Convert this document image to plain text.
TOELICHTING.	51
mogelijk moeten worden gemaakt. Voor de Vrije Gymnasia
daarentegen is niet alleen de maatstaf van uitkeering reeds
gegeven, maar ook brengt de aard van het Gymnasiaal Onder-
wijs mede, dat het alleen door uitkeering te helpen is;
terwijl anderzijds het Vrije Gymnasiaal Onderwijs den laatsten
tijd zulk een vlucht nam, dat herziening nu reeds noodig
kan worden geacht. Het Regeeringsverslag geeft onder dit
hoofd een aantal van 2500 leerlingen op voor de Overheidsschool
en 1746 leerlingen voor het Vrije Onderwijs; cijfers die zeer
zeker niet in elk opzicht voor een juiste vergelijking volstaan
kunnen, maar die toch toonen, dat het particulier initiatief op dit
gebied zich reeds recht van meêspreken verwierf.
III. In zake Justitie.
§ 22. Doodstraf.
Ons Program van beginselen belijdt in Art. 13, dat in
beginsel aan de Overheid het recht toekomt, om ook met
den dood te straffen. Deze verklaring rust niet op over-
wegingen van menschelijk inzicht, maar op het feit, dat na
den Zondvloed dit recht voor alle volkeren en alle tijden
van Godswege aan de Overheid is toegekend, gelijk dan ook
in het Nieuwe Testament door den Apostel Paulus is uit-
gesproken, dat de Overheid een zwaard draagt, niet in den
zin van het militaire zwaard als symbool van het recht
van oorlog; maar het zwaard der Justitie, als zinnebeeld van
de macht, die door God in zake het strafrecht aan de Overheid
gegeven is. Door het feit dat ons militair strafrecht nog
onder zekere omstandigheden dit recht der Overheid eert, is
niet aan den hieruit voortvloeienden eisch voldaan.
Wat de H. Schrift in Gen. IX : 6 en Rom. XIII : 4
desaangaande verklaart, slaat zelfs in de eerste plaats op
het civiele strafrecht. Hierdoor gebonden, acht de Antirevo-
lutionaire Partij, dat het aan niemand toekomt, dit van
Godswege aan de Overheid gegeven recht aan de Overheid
::::::
§ GIVEN PROBLEM: Look for the word "reeds" in every line of the listing and copy the lines that have it.

§ OUTPUT:
daarentegen is niet alleen de maatstaf van uitkeering reeds
tijd zulk een vlucht nam, dat herziening nu reeds noodig
gebied zich reeds recht van meêspreken verwierf.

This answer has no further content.